• Task brief: Show each line from the listing that includes the word "this".

• Information supplied:

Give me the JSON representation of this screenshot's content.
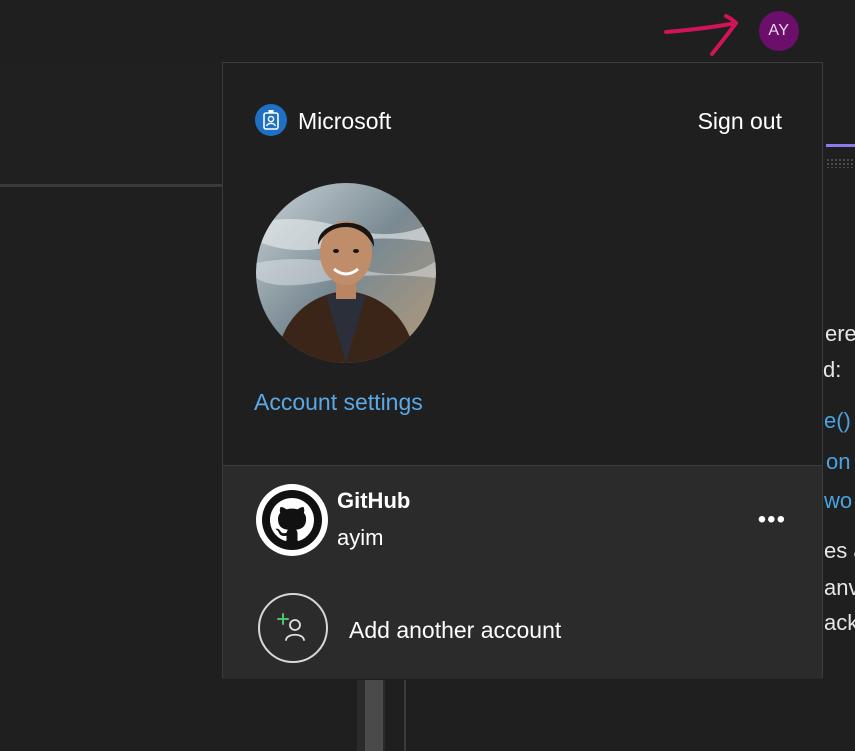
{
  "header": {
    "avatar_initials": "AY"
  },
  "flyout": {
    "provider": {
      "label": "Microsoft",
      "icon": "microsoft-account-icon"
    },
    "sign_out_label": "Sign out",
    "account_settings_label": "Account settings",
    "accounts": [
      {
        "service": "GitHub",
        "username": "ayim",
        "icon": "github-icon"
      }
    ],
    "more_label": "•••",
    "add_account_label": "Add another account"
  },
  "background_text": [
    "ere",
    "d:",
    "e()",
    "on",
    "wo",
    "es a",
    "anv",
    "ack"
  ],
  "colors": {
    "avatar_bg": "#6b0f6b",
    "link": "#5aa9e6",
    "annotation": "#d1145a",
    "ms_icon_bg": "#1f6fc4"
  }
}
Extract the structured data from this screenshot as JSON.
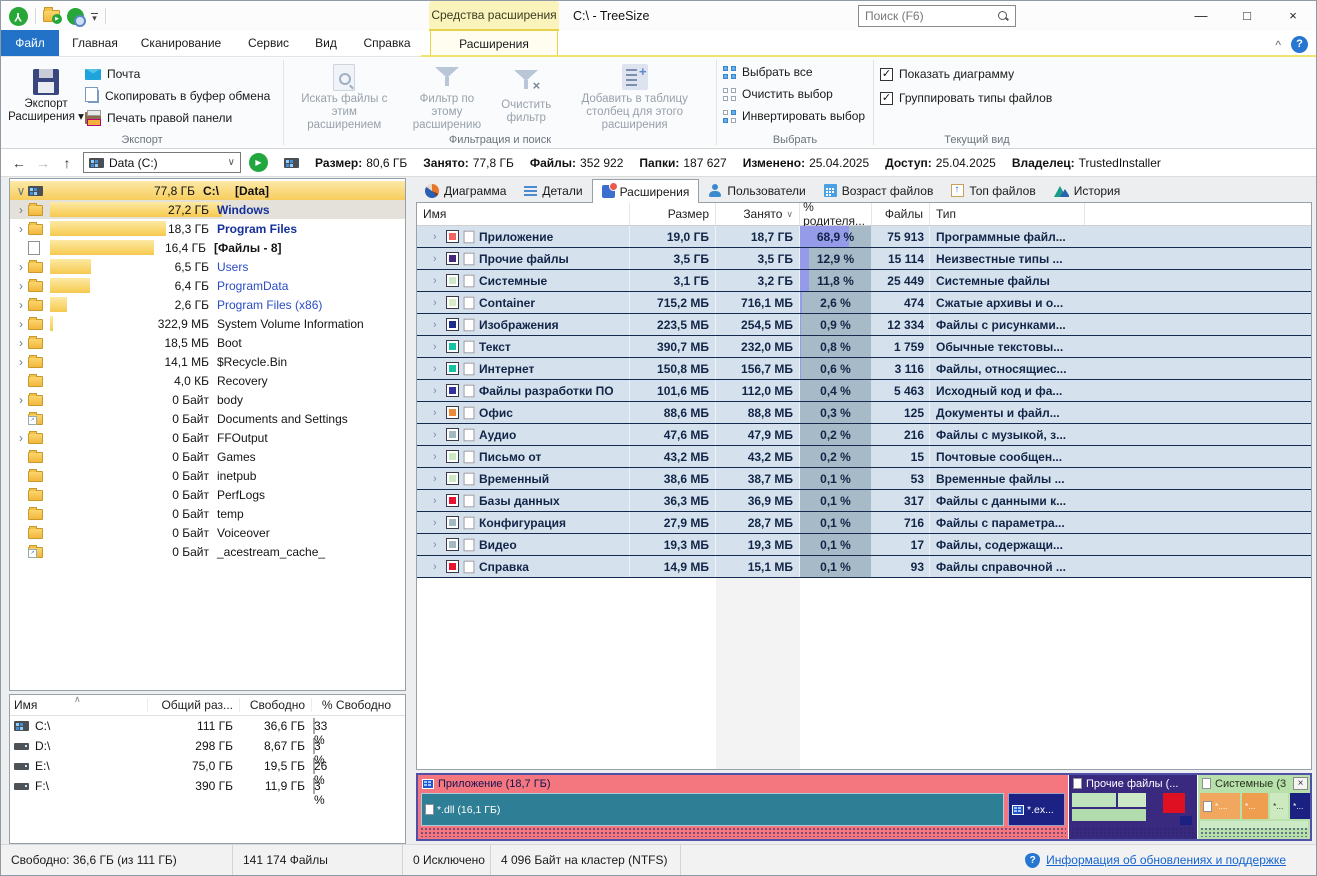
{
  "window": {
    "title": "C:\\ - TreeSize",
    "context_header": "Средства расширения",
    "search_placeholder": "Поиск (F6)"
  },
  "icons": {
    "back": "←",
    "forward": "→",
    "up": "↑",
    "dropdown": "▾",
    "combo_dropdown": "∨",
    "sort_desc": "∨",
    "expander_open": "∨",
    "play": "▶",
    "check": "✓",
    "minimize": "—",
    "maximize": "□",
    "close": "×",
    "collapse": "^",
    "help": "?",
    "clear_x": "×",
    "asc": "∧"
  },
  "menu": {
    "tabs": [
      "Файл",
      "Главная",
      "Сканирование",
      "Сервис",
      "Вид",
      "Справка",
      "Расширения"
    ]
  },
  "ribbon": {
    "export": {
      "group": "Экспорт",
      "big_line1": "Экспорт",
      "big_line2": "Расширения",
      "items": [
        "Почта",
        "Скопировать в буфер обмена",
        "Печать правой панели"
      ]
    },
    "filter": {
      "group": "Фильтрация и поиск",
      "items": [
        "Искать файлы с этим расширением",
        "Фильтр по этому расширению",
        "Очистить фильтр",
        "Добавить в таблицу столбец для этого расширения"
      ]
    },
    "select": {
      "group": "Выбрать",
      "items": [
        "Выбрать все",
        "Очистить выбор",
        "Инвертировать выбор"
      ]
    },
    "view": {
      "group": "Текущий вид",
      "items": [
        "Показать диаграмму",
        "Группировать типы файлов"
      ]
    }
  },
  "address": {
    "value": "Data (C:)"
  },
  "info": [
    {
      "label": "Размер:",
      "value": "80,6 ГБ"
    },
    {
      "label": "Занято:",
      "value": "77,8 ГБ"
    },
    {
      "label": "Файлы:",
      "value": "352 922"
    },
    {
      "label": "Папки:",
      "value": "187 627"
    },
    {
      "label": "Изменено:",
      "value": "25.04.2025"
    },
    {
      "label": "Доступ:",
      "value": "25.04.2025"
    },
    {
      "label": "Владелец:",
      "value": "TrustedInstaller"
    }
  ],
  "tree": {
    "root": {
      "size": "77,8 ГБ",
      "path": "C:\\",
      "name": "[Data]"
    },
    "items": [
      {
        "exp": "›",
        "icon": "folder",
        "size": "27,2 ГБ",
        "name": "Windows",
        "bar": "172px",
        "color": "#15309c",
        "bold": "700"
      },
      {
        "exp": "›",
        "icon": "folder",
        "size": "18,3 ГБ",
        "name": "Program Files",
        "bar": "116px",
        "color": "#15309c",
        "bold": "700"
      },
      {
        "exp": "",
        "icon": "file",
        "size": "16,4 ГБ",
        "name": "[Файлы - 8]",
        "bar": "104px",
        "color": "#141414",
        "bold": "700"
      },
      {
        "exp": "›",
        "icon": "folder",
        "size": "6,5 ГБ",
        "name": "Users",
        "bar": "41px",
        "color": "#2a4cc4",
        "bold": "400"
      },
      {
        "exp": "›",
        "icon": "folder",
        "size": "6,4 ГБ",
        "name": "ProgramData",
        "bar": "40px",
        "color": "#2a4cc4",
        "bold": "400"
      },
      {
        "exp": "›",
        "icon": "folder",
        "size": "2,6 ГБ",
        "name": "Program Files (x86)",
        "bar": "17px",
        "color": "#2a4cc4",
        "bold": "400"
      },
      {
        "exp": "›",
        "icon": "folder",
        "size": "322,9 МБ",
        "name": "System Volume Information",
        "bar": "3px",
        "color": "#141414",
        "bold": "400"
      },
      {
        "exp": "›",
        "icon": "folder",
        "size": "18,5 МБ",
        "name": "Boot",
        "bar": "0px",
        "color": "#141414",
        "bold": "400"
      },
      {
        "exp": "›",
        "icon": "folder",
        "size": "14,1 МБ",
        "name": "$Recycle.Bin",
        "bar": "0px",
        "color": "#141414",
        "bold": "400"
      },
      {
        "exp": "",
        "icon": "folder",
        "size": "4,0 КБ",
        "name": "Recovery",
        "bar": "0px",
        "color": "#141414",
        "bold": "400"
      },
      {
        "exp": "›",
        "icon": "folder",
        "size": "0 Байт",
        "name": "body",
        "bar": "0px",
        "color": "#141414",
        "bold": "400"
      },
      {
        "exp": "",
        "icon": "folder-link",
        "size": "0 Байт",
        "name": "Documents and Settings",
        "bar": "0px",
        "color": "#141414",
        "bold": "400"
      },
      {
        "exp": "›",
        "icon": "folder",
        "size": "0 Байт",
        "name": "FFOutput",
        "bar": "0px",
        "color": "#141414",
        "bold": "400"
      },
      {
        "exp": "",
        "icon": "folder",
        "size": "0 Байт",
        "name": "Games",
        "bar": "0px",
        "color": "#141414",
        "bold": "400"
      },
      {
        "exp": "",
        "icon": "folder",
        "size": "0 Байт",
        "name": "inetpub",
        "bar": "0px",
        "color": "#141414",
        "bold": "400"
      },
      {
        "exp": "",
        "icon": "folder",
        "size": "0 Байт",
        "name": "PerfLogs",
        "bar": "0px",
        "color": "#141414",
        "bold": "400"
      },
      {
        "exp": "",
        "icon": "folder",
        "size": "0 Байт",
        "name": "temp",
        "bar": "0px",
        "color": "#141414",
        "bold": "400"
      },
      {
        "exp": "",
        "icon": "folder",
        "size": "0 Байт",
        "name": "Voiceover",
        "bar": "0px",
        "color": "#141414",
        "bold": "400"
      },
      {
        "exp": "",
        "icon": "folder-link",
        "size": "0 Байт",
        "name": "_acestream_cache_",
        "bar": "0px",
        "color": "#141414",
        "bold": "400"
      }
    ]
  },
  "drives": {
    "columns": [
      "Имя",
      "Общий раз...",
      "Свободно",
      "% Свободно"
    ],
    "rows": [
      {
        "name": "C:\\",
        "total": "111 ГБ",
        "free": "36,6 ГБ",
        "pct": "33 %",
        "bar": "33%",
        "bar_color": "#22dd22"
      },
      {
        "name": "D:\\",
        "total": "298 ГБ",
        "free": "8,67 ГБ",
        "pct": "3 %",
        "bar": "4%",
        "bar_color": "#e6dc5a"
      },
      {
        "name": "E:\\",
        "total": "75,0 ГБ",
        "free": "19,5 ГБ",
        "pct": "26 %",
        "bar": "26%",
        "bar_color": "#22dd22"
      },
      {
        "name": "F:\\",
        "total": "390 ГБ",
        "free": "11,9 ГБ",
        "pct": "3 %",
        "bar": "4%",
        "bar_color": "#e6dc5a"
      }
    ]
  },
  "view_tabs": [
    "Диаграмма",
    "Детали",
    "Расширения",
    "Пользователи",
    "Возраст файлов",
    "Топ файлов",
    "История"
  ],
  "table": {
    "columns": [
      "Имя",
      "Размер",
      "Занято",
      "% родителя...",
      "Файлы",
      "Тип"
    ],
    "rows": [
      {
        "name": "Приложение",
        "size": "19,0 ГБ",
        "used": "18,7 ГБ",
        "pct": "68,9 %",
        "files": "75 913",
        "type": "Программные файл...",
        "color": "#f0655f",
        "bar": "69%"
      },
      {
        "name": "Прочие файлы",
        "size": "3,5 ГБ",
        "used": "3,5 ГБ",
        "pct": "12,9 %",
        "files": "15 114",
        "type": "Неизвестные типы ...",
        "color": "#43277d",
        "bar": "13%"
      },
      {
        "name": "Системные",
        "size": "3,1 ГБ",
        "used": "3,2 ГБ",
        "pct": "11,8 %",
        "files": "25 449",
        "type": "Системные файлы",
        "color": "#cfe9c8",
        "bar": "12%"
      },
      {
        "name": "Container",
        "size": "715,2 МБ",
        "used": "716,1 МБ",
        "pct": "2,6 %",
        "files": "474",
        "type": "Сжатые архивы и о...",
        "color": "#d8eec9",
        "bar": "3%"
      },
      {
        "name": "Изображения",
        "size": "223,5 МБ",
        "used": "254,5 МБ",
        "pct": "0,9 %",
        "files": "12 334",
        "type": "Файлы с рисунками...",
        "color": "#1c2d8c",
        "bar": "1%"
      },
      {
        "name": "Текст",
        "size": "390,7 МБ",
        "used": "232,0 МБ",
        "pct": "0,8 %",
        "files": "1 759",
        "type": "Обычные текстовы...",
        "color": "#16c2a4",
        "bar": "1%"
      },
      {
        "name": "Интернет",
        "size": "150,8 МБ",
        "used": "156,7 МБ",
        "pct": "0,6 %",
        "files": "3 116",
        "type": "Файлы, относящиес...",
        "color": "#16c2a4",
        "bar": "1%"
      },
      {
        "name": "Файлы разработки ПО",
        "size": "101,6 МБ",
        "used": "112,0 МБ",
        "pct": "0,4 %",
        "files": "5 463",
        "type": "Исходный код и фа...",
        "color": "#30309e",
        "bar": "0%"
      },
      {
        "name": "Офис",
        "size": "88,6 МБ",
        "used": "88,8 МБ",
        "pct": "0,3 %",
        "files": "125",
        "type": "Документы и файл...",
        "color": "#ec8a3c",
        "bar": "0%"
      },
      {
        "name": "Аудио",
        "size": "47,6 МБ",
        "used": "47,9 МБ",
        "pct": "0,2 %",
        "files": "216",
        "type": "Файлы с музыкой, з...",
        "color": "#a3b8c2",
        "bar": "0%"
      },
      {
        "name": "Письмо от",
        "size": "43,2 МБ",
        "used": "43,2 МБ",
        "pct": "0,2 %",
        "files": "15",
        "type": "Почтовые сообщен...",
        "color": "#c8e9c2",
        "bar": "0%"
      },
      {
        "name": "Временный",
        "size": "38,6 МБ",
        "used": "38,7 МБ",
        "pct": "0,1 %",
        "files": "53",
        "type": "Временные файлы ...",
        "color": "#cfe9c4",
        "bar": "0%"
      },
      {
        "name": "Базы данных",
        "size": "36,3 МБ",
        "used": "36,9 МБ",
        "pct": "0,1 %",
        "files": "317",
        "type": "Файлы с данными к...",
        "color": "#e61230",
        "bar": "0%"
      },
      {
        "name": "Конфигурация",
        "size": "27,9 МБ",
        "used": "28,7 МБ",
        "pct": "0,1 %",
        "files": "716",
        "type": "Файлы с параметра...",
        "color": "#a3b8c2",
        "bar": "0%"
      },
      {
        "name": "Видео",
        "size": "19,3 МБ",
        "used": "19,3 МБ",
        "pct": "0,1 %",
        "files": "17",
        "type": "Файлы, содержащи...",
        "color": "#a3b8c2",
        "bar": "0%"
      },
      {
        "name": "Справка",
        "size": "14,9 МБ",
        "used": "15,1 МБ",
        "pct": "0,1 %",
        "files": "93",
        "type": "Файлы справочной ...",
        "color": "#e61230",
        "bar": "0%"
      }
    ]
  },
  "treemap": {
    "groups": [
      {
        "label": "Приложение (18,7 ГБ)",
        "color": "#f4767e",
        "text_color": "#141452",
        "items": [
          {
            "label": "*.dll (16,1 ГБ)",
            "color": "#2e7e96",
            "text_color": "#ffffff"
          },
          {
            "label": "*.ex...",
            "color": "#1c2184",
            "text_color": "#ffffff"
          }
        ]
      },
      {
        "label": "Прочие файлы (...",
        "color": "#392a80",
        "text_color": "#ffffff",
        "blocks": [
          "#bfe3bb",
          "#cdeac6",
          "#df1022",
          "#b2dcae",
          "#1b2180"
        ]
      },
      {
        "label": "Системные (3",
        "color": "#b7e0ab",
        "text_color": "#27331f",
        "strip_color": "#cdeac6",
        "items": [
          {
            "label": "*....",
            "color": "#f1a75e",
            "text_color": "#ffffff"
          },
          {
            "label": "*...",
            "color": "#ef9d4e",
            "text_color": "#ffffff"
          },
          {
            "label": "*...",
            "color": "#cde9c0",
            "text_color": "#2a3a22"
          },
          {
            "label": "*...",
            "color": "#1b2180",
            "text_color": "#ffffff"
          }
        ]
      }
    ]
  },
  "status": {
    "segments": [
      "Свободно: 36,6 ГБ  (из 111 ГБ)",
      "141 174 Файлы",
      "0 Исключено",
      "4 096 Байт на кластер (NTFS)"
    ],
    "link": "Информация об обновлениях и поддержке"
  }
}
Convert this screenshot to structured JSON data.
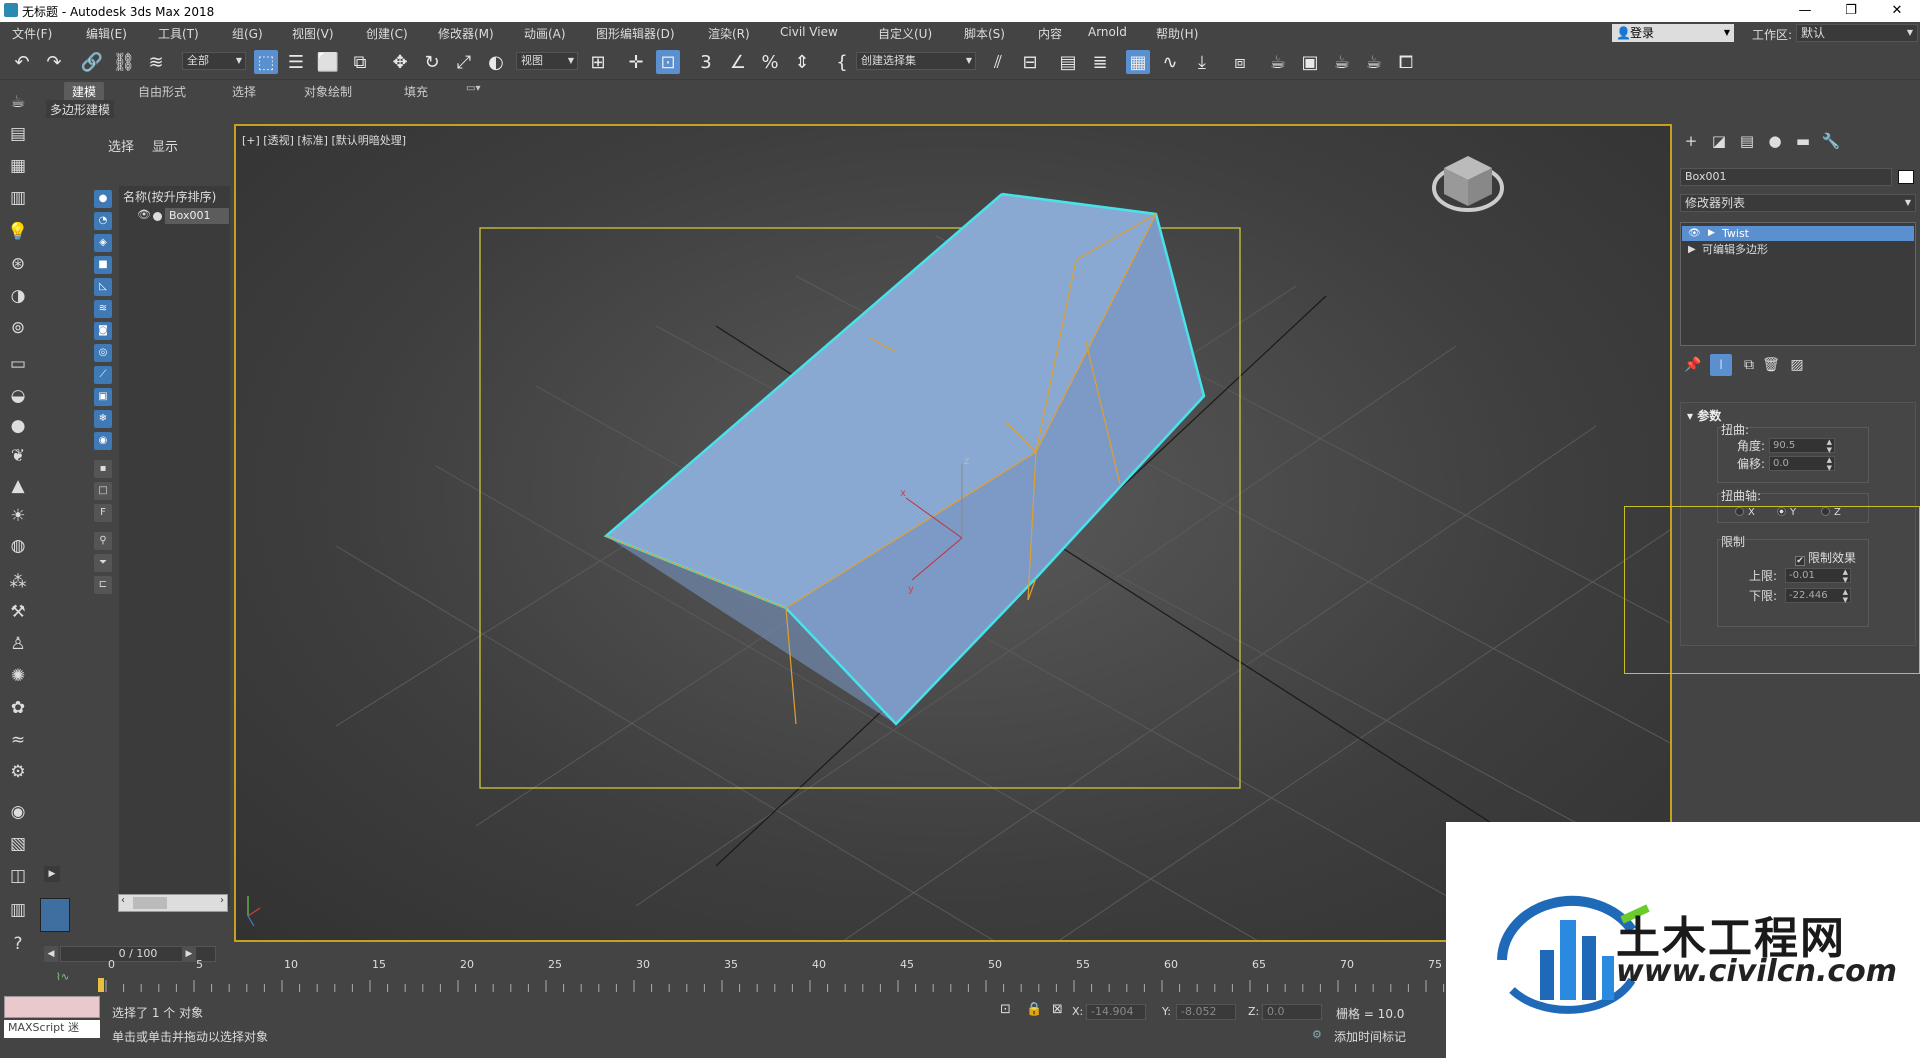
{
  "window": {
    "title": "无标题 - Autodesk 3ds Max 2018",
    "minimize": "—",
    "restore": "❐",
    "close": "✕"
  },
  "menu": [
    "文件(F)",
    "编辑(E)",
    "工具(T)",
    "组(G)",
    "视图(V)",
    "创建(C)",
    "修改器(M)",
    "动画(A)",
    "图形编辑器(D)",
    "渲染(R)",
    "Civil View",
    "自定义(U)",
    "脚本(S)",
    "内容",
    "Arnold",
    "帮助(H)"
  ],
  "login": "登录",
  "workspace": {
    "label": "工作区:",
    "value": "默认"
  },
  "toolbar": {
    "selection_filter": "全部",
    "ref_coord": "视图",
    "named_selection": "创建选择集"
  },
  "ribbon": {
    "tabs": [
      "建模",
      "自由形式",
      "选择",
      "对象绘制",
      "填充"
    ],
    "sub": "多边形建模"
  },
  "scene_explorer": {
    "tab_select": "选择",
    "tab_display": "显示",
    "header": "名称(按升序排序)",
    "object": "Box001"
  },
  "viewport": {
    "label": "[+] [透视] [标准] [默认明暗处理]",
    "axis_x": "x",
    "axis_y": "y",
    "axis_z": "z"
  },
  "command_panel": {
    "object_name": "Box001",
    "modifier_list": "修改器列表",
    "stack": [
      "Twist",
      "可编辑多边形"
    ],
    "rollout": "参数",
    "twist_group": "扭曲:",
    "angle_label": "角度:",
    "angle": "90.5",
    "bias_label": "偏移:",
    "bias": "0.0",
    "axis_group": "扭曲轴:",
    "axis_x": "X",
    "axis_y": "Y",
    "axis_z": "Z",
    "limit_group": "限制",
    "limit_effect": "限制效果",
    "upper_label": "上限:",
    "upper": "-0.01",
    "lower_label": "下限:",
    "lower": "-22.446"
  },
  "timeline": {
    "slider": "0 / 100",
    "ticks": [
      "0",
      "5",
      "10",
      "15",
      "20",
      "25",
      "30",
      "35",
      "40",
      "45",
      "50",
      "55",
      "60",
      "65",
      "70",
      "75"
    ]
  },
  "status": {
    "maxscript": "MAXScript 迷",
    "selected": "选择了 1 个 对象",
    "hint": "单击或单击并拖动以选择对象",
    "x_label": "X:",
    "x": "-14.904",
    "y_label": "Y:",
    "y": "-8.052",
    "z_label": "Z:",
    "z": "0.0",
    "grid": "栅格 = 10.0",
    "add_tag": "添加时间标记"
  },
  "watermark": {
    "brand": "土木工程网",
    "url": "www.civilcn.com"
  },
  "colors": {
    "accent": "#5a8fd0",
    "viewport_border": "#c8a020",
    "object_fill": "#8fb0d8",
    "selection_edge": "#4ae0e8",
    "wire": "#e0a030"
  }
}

• Result:
Give me the JSON representation of this screenshot's content.
Extract the structured data from this screenshot as JSON.
Convert this screenshot to structured JSON data.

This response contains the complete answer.